- Entries taken from a collection -
>>>>

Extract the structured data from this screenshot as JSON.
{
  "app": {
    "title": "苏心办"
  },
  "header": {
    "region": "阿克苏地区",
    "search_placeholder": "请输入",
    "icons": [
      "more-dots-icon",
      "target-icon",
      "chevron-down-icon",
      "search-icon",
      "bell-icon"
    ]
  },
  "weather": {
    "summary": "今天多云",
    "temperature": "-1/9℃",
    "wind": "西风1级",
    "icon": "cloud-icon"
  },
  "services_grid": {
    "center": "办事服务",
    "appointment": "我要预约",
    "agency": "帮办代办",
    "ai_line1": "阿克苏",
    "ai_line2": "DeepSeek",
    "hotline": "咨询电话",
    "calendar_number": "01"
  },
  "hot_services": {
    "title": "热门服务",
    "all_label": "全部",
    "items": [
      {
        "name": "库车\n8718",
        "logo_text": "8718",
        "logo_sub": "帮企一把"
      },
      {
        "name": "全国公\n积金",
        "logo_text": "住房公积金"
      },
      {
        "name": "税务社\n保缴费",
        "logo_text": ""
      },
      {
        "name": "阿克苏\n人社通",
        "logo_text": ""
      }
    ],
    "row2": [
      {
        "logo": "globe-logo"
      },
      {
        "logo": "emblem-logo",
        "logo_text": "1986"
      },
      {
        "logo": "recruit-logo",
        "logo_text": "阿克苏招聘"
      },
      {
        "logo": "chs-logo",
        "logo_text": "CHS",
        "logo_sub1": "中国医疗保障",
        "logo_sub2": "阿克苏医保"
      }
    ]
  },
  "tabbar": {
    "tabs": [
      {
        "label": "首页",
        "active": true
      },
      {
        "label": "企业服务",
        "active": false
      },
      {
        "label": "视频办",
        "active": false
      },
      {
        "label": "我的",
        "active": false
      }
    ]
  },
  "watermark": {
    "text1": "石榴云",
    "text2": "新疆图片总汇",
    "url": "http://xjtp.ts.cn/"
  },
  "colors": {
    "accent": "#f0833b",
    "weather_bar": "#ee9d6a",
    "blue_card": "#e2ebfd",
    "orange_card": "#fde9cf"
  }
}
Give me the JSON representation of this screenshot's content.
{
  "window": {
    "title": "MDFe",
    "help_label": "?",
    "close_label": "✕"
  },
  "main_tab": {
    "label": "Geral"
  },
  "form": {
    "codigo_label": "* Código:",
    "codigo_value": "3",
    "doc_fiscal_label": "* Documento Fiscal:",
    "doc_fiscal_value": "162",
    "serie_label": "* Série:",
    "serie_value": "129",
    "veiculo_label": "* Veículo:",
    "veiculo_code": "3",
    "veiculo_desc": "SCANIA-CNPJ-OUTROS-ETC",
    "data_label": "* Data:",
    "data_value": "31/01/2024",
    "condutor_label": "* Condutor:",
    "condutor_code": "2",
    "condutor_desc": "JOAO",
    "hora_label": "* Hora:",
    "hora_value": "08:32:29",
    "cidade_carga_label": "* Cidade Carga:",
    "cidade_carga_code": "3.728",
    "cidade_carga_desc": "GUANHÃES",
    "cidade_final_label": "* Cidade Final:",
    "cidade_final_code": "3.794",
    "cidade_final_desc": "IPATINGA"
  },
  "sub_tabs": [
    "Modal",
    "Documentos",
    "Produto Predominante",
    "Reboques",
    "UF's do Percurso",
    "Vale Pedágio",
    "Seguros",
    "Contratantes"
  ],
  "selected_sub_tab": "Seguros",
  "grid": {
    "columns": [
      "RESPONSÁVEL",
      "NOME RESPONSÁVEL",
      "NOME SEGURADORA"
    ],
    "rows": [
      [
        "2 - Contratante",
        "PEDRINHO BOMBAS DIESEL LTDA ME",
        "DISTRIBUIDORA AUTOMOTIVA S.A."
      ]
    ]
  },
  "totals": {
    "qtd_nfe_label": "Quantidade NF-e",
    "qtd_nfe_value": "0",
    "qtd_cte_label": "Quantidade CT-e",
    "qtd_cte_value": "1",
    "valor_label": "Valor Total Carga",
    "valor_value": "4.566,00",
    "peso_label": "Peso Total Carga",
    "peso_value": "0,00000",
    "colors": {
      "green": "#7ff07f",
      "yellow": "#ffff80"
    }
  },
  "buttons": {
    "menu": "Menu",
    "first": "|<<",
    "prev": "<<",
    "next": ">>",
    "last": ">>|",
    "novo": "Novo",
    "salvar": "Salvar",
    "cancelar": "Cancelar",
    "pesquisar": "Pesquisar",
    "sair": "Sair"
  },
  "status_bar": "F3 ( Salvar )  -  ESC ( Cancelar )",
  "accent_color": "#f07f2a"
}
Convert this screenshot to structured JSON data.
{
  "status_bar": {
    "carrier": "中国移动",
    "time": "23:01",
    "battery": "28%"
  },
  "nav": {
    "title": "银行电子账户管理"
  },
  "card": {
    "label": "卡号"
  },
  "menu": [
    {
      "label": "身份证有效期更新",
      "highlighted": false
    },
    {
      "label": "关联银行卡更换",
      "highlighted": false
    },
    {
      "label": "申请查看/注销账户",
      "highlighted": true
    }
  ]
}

<<<<

- EXERCISE -
Gather each line of the listing containing the word "Quantidade" and show it.

- OUTPUT FOR THIS EXERCISE -
    "qtd_nfe_label": "Quantidade NF-e",
    "qtd_cte_label": "Quantidade CT-e",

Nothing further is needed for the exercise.